## ЧТО ТРЕБУЕТСЯ
1. Выведите без изменений отрывок текста о романе «Восхищение» от слов «В Париже книга» до слов «рецензии на нее.».
2. Согласуются ли с текстом о романе «Восхищение» утверждения (a), (b) и (c)? На каждое ответьте «да» или «нет» и приведите решающие слова текста в точной цитате. (a) В Париже большая часть из 750 экземпляров книги осталась нераспроданной. (b) Федор Сологуб был жив, когда О. Лешкова писала письмо. (c) Д. Святополк-Мирский опубликовал рецензию на книгу на русском языке.
3. Кому О. Лешкова отдала книжку в первую очередь, судя по тексту о романе «Восхищение»?

## ИСХОДНЫЙ ТЕКСТ
■ ■ ■ ■
О. Лешкова решила широко рекламировать роман в интеллектуальных кругах, у людей, умеющих читать. Интересен выбор людей, о котором она думает: “Мы с Вами так давно не виделись и я не могу восстановить в памяти, в каких аспектах Вы находились с Корнеем Чуковским, Евг‹ением› Замятиным, Н. Н. Шульговским и пр. Мне помнится, что в “Бродяче-Собачьи” времена Чуковский относился к Вам хорошо. ‹...› Сейчас большинство лит-людей в разъезде, и пока я отдала книжку одному Московскому кино-человеку (сценаристу) в Сестрорецке, который поделится ею с Чуковским. Затем, вероятно, покажу ее Евг‹ению› Замятину и Шульговскому”.
Особенно интересно упоминание Сологуба: “Федора Сологуба, к сожалению, нет в живых, вот к нему первому я пошла бы с Вашим “Восхищением”, и он-то уж, конечно, обрадовался бы ему”. И немножко дальше: “Ф. Сологуб и близкие к нему изъяты, т. к. мистицизм и всякое приближение к нему окончательно запрещены”. Для О. Лешковой мистическое содержание романа имеет, хотя и не нарочно, провокационный характер, который она принципиально принимает. Она с удовольствием упоминает анекдот, свидетельствующий о “фарисейской сволочиаде” времени: “Первое, что напортило Вам дело с “Восхищением”, по словам одного москвича, — это то, что вы “тот самый Зданевич, которое писал что-то заумное”. Второе — это то, что на первой же странице “Восхищения” появляется “брат Мокий”. На мое возражение, что “брат Мокий” нужен Вам, как незаменимый материал и нужно же посмотреть, в каком плане он у Вас взят, москвич ответил мне: “нам” никакие братья и ни в каких планах не нужны”. Вообще на представителей новой советской литературы О. Лешкова смотрит неодобрительно: “Слабо, в общем, на нашем литфронте ‹...›. Мечется по нему целый выводок из полит-инкубатора “пролетарских писателей”, изо всех силенок старающихся воплотить инспирации “верхов”, но... книжки их, которыми забиты наши библиотеки, замусолены на первых 5-ти страницах и не разрезаны дальше...” Поэтому она думает, что роман “надо пустить в Институт Истории Искусств, — там до истерики любят всё новое, свежее и больше, чем где-нибудь в другом месте, тяготятся сов-выс-утвержденностями”[8]. Сведений об обсуждении Восхищения в Институте Истории Искусств у нас не имеется.
В Париже книга не получила никакого коммерческого успеха и большая часть из 750 экземпляров осталась нераспроданной. Однако это не очень огорчило Ильязда. В вышеуказанном письме О. Лешкова в своем желании показать, до какой степени она разделяет его подход “к оценкам масс”, цитирует фразу, которую Ильязд сам ей написал о том, что он ободрен “презрением, которым было встречено мое “Восхищение”. В самом деле, после того, как большинство русских книжных магазинов стали бойкотировать книгу из-за десятка неприличных слов, в ней содержащихся, лишь Б. Поплавский в “Числах” (№ 2-3, 1930) и Д. Святополк-Мирский в “Новом французском журнале” (дек. 1931, на франц. яз.) написали рецензии на нее.
■ ■ ■ ■
## ФРАГМЕНТЫ ДАННЫХ
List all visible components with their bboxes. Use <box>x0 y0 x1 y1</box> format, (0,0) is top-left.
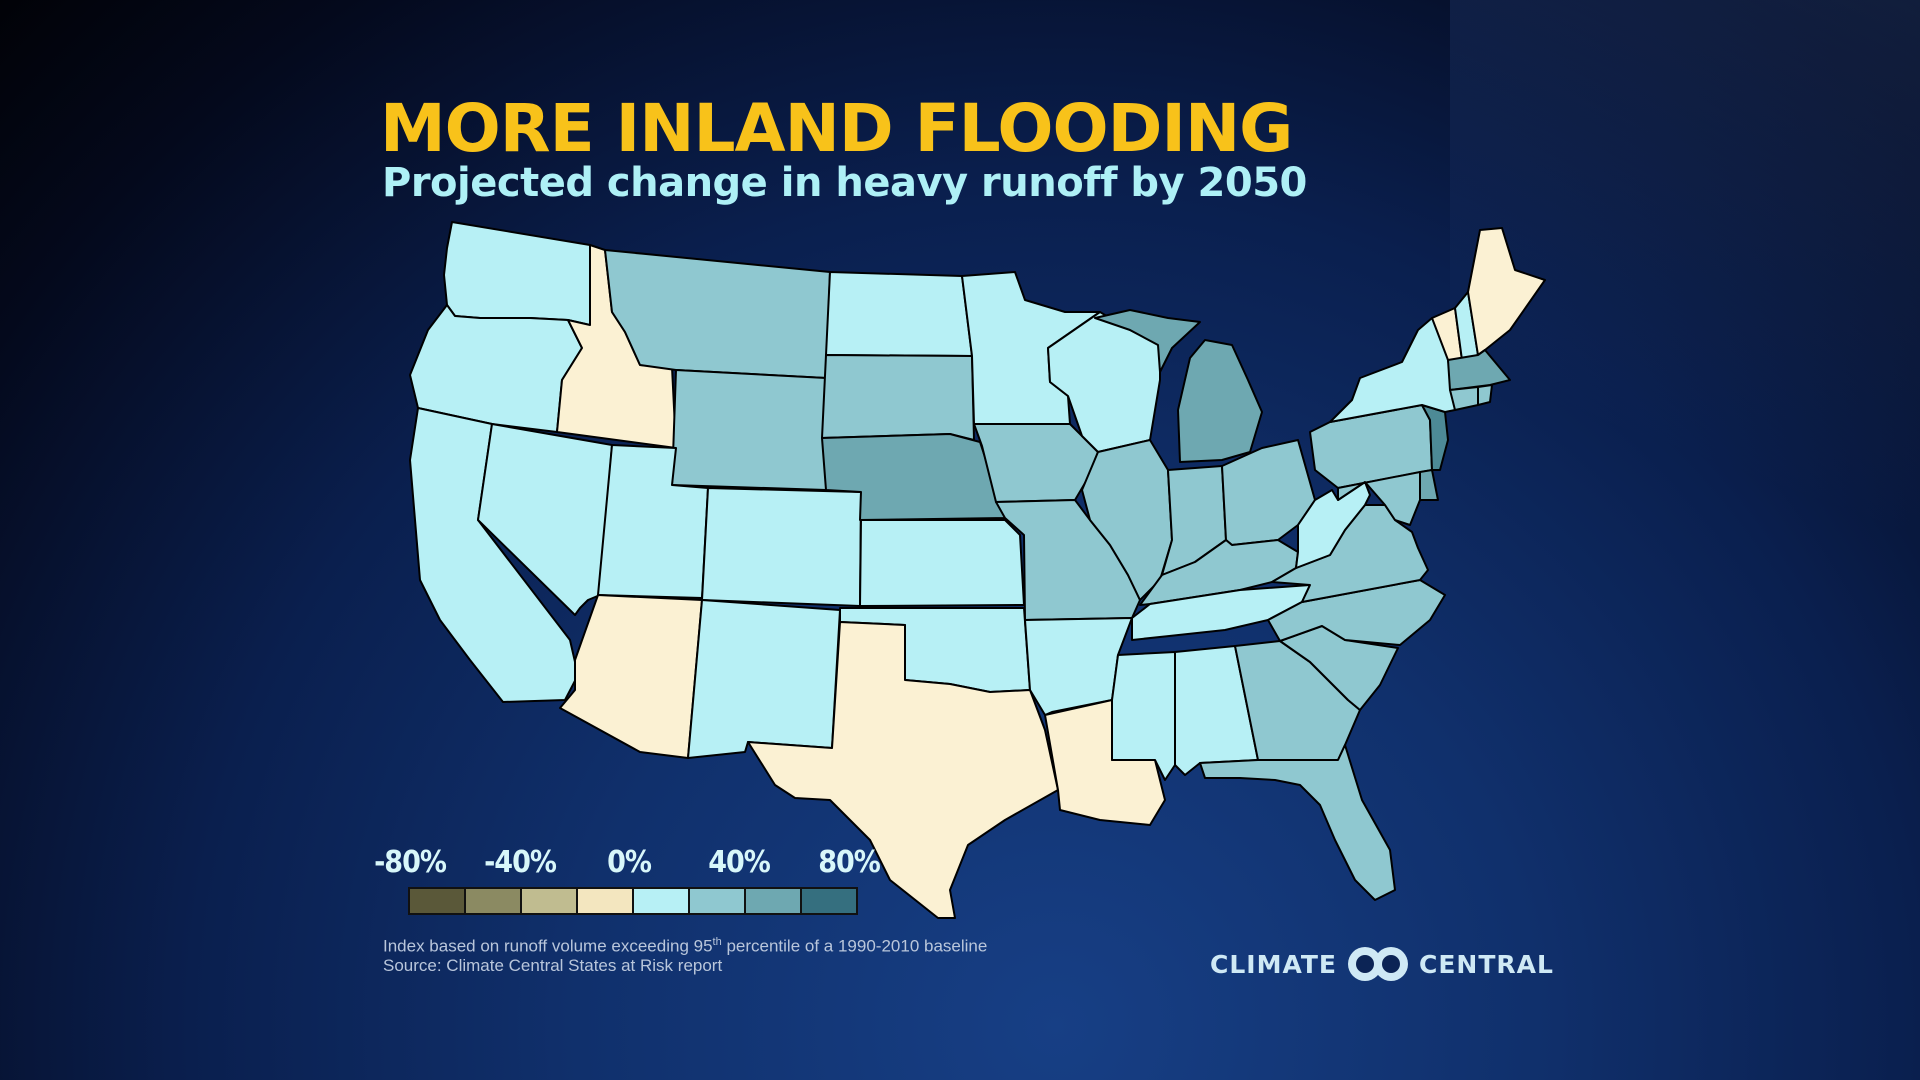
legend-swatch <box>578 889 634 913</box>
climate-central-icon <box>1348 947 1408 981</box>
legend-label-neg40: -40% <box>484 845 557 880</box>
state-nd <box>825 271 973 357</box>
state-ms <box>1111 651 1176 781</box>
state-mi <box>1094 309 1263 463</box>
state-wa <box>443 221 596 326</box>
legend-swatch <box>522 889 578 913</box>
page-title: MORE INLAND FLOODING <box>380 90 1293 167</box>
legend-label-zero: 0% <box>607 845 652 880</box>
state-wv <box>1295 481 1371 569</box>
legend-label-pos80: 80% <box>818 845 881 880</box>
footnote-superscript: th <box>712 936 722 948</box>
footnote-text: Index based on runoff volume exceeding 9… <box>383 936 713 956</box>
map-legend: -80% -40% 0% 40% 80% <box>374 845 884 915</box>
climate-central-logo: CLIMATE CENTRAL <box>1210 942 1554 986</box>
legend-swatch <box>410 889 466 913</box>
footnote-text: percentile of a 1990-2010 baseline <box>721 936 988 956</box>
state-me <box>1467 227 1546 356</box>
state-ny <box>1329 317 1456 423</box>
state-ia <box>973 423 1099 503</box>
legend-swatch <box>746 889 802 913</box>
brand-word-left: CLIMATE <box>1210 949 1337 979</box>
page-subtitle: Projected change in heavy runoff by 2050 <box>382 160 1307 206</box>
footnote-source: Source: Climate Central States at Risk r… <box>383 956 723 976</box>
state-mt <box>604 249 831 379</box>
state-de <box>1419 469 1439 501</box>
state-wy <box>671 369 827 491</box>
footnote: Index based on runoff volume exceeding 9… <box>383 936 987 976</box>
state-sd <box>821 354 975 441</box>
legend-swatch <box>466 889 522 913</box>
state-ri <box>1477 384 1493 406</box>
footnote-line-1: Index based on runoff volume exceeding 9… <box>383 936 987 956</box>
legend-color-bar <box>408 887 858 915</box>
legend-swatch <box>802 889 856 913</box>
brand-word-right: CENTRAL <box>1419 949 1554 979</box>
legend-label-neg80: -80% <box>374 845 447 880</box>
state-tx <box>747 621 1059 919</box>
state-nm <box>687 599 841 759</box>
legend-label-pos40: 40% <box>708 845 771 880</box>
state-az <box>559 594 703 759</box>
legend-swatch <box>634 889 690 913</box>
state-fl <box>1199 744 1396 901</box>
state-co <box>701 487 862 607</box>
legend-swatch <box>690 889 746 913</box>
state-ks <box>859 519 1025 607</box>
state-ct <box>1449 386 1479 411</box>
state-il <box>1081 439 1173 601</box>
■ ■ ■ ■
## ОТВЕТЫ
1.
В Париже книга не получила никакого коммерческого успеха и большая часть из 750 экземпляров осталась нераспроданной. Однако это не очень огорчило Ильязда. В вышеуказанном письме О. Лешкова в своем желании показать, до какой степени она разделяет его подход “к оценкам масс”, цитирует фразу, которую Ильязд сам ей написал о том, что он ободрен “презрением, которым было встречено мое “Восхищение”. В самом деле, после того, как большинство русских книжных магазинов стали бойкотировать книгу из-за десятка неприличных слов, в ней содержащихся, лишь Б. Поплавский в “Числах” (№ 2-3, 1930) и Д. Святополк-Мирский в “Новом французском журнале” (дек. 1931, на франц. яз.) написали рецензии на нее.

2.
(a) Да: «большая часть из 750 экземпляров осталась нераспроданной».
(b) Нет: «Федора Сологуба, к сожалению, нет в живых».
(c) Нет: «(дек. 1931, на франц. яз.)».

3. Одному московскому кино-человеку (сценаристу) в Сестрорецке.